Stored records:

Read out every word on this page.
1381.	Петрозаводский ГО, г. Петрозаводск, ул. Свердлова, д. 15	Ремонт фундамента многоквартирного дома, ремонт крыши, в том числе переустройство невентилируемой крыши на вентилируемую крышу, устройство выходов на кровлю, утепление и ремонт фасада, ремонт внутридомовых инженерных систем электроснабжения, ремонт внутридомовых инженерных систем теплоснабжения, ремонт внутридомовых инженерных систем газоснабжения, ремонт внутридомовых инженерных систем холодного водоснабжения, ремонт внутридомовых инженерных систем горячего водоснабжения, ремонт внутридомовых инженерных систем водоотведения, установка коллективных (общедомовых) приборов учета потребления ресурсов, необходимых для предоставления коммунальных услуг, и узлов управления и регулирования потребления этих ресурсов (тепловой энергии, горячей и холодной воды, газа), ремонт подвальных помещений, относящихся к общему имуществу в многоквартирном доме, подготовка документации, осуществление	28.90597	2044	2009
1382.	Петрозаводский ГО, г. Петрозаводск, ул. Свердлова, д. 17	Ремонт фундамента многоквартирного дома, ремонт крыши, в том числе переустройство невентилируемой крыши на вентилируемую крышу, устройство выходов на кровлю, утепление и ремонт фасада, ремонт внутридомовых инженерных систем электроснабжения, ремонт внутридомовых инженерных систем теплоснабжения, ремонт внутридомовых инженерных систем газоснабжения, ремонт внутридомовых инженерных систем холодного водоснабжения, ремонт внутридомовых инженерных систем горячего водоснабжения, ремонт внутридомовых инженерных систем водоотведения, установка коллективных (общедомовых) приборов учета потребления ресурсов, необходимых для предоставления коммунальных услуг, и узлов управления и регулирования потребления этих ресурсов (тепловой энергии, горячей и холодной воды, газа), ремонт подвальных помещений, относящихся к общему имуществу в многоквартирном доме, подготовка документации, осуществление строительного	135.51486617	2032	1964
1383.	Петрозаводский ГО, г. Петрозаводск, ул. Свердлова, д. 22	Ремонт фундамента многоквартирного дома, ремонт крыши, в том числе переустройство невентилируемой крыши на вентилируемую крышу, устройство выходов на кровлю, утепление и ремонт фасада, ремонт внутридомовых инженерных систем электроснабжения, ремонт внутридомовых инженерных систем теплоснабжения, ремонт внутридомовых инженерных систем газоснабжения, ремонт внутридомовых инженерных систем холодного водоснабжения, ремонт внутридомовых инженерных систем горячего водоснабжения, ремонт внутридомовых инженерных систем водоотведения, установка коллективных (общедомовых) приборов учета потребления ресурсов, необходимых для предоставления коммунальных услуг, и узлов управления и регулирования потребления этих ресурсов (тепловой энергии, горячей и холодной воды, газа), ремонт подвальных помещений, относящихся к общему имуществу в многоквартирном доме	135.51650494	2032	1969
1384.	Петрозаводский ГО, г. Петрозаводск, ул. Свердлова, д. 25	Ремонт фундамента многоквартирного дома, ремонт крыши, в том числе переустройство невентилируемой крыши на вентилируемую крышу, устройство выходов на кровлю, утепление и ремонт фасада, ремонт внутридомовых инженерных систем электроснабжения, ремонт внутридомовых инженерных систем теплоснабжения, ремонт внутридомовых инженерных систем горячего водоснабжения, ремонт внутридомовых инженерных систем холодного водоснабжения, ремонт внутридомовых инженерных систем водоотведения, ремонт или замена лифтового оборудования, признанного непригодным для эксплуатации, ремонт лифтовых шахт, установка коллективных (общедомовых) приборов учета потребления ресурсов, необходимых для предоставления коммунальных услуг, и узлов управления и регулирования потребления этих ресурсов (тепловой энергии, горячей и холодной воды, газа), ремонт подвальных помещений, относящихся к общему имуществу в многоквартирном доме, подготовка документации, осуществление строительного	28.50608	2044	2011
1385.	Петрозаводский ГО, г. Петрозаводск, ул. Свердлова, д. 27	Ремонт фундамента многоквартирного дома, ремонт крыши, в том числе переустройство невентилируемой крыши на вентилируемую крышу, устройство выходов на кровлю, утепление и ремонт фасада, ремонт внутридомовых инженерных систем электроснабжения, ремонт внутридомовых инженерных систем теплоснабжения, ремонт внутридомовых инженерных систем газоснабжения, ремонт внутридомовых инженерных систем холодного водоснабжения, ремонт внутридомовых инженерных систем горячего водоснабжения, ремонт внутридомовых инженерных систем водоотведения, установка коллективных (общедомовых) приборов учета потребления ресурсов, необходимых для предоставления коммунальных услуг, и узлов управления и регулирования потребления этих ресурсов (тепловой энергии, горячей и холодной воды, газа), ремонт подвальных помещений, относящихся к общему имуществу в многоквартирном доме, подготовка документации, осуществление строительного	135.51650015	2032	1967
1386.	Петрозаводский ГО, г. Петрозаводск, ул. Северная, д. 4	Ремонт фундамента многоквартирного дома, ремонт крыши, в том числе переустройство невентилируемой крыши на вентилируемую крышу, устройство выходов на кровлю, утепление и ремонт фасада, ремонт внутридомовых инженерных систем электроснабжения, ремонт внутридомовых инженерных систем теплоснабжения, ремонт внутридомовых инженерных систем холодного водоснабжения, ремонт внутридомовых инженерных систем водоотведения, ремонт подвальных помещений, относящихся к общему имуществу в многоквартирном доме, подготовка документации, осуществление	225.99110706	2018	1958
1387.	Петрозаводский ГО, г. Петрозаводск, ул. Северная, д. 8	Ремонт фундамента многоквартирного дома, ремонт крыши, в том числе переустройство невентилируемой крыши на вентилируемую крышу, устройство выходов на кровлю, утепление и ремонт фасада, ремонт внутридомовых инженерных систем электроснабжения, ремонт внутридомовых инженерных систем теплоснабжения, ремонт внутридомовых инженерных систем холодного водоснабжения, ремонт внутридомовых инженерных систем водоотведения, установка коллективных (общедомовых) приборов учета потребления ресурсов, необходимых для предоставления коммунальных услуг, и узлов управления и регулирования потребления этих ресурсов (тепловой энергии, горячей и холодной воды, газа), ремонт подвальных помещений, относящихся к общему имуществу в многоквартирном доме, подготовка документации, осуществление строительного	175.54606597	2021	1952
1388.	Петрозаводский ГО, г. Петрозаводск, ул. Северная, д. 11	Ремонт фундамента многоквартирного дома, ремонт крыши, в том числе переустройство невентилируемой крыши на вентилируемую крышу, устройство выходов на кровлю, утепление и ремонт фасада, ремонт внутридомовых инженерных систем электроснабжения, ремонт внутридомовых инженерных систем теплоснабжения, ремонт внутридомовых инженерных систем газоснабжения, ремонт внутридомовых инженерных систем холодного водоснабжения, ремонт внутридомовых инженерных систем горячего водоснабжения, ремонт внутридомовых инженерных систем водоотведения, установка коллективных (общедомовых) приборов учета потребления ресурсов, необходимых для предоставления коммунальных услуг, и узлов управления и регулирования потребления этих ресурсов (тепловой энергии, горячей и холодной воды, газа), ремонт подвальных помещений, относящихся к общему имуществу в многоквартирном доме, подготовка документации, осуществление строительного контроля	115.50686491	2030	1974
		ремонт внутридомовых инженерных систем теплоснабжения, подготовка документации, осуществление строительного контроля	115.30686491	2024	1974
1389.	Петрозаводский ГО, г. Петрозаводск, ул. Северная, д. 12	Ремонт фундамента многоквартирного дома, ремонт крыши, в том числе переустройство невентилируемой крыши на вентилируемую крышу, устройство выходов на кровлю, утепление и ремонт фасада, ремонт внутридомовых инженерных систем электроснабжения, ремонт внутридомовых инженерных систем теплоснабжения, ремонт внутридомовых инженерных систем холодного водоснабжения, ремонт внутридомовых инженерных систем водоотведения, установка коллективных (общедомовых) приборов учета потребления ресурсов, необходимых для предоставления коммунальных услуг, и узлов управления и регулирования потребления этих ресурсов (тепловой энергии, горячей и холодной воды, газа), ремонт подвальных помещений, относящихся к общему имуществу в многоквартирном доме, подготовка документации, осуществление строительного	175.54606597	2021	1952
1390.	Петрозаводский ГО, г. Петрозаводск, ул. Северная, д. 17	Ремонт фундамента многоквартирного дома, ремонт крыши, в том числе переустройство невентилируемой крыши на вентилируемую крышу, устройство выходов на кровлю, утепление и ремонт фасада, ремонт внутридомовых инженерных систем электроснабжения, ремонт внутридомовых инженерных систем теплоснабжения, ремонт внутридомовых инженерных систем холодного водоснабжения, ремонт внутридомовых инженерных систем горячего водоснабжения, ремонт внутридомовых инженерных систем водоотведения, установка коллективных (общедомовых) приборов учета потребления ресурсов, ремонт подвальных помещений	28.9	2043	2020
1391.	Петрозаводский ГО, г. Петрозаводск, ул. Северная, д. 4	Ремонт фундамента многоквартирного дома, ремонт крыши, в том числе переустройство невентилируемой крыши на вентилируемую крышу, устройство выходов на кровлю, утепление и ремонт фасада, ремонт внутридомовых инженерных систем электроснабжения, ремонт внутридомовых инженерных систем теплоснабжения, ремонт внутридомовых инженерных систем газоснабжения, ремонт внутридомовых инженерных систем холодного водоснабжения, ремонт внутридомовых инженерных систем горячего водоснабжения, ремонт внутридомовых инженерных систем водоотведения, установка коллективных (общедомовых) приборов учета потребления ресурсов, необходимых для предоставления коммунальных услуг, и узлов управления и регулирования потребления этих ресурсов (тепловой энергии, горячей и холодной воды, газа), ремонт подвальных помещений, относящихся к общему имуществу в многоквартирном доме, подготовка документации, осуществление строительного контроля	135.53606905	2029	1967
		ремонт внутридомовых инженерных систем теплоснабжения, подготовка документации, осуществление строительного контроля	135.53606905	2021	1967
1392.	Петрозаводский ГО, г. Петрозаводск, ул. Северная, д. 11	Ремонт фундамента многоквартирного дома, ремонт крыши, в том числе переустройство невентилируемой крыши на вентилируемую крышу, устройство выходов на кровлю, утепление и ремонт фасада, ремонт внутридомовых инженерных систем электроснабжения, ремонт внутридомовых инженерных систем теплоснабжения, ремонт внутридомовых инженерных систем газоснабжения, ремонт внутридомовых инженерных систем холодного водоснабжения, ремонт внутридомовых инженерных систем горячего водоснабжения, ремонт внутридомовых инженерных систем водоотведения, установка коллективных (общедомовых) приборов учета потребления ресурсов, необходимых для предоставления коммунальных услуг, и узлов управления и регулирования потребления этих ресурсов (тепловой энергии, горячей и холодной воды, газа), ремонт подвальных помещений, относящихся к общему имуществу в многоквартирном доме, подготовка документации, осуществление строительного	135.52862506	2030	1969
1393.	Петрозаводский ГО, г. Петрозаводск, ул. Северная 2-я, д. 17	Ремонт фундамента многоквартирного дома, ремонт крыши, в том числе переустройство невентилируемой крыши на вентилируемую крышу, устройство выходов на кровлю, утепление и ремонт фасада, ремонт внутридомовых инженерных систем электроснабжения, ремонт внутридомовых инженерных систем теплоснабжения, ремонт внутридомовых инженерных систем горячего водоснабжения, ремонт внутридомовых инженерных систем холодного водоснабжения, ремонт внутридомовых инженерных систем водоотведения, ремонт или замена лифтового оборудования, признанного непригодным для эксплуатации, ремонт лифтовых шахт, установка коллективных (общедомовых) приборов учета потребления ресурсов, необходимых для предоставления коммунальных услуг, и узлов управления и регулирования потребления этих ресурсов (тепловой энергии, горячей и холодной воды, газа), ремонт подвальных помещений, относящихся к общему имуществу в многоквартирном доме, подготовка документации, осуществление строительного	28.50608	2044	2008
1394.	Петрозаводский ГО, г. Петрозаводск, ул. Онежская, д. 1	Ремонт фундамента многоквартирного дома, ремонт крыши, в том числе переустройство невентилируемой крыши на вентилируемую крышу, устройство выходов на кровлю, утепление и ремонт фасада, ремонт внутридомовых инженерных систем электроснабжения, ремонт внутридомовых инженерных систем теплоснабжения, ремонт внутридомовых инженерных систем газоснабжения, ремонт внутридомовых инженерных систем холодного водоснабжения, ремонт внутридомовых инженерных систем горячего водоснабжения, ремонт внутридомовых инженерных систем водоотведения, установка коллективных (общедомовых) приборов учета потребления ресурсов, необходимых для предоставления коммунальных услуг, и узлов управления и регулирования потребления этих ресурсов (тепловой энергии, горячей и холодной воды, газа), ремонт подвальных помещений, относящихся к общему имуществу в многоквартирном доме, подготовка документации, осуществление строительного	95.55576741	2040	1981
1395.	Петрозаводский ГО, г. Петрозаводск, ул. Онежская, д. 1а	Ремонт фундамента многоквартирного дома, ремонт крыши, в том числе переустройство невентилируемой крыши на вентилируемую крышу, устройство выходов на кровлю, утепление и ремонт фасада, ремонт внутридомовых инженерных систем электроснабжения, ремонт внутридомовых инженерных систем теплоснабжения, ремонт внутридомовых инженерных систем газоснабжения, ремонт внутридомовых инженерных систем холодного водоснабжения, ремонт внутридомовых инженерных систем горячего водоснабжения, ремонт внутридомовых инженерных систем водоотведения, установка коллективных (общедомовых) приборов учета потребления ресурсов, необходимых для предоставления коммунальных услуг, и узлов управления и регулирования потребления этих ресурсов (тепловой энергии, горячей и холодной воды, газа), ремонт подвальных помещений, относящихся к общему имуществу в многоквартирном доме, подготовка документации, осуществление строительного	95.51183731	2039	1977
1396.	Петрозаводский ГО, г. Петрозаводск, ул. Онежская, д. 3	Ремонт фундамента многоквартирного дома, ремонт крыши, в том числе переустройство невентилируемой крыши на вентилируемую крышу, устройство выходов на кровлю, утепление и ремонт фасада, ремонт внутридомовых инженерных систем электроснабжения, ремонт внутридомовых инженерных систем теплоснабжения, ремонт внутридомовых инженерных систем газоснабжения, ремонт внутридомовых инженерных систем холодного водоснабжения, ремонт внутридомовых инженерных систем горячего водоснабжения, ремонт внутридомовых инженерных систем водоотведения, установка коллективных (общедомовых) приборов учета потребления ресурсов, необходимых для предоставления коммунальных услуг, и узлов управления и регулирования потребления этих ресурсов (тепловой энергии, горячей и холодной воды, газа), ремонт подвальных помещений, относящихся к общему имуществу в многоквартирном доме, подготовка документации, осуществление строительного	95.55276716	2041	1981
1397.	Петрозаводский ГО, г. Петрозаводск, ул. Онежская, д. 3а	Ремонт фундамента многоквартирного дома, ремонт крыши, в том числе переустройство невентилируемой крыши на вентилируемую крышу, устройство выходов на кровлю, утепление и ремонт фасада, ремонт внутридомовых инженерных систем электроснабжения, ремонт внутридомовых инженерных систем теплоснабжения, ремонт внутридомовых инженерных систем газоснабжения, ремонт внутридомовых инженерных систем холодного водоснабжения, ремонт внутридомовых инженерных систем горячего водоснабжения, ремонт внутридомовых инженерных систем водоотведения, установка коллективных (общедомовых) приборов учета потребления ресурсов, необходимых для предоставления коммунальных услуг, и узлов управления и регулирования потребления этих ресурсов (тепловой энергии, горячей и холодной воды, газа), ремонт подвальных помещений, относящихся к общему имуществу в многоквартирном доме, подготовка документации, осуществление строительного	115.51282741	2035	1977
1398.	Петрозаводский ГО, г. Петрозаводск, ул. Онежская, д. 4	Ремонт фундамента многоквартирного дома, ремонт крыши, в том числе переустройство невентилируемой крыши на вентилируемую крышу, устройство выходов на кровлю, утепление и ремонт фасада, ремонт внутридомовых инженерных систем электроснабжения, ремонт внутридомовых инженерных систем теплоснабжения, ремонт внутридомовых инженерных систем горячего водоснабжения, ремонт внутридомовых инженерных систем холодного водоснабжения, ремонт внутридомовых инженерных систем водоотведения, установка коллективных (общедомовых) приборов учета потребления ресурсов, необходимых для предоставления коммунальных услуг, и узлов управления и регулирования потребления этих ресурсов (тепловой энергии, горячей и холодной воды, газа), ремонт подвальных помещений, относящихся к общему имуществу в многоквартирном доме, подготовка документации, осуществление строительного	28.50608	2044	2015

» Your instructions:
Using the listing above, gather each line that holds the string "шахт" and copy it.

» The solution:
1384.	Петрозаводский ГО, г. Петрозаводск, ул. Свердлова, д. 25	Ремонт фундамента многоквартирного дома, ремонт крыши, в том числе переустройство невентилируемой крыши на вентилируемую крышу, устройство выходов на кровлю, утепление и ремонт фасада, ремонт внутридомовых инженерных систем электроснабжения, ремонт внутридомовых инженерных систем теплоснабжения, ремонт внутридомовых инженерных систем горячего водоснабжения, ремонт внутридомовых инженерных систем холодного водоснабжения, ремонт внутридомовых инженерных систем водоотведения, ремонт или замена лифтового оборудования, признанного непригодным для эксплуатации, ремонт лифтовых шахт, установка коллективных (общедомовых) приборов учета потребления ресурсов, необходимых для предоставления коммунальных услуг, и узлов управления и регулирования потребления этих ресурсов (тепловой энергии, горячей и холодной воды, газа), ремонт подвальных помещений, относящихся к общему имуществу в многоквартирном доме, подготовка документации, осуществление строительного	28.50608	2044	2011
1393.	Петрозаводский ГО, г. Петрозаводск, ул. Северная 2-я, д. 17	Ремонт фундамента многоквартирного дома, ремонт крыши, в том числе переустройство невентилируемой крыши на вентилируемую крышу, устройство выходов на кровлю, утепление и ремонт фасада, ремонт внутридомовых инженерных систем электроснабжения, ремонт внутридомовых инженерных систем теплоснабжения, ремонт внутридомовых инженерных систем горячего водоснабжения, ремонт внутридомовых инженерных систем холодного водоснабжения, ремонт внутридомовых инженерных систем водоотведения, ремонт или замена лифтового оборудования, признанного непригодным для эксплуатации, ремонт лифтовых шахт, установка коллективных (общедомовых) приборов учета потребления ресурсов, необходимых для предоставления коммунальных услуг, и узлов управления и регулирования потребления этих ресурсов (тепловой энергии, горячей и холодной воды, газа), ремонт подвальных помещений, относящихся к общему имуществу в многоквартирном доме, подготовка документации, осуществление строительного	28.50608	2044	2008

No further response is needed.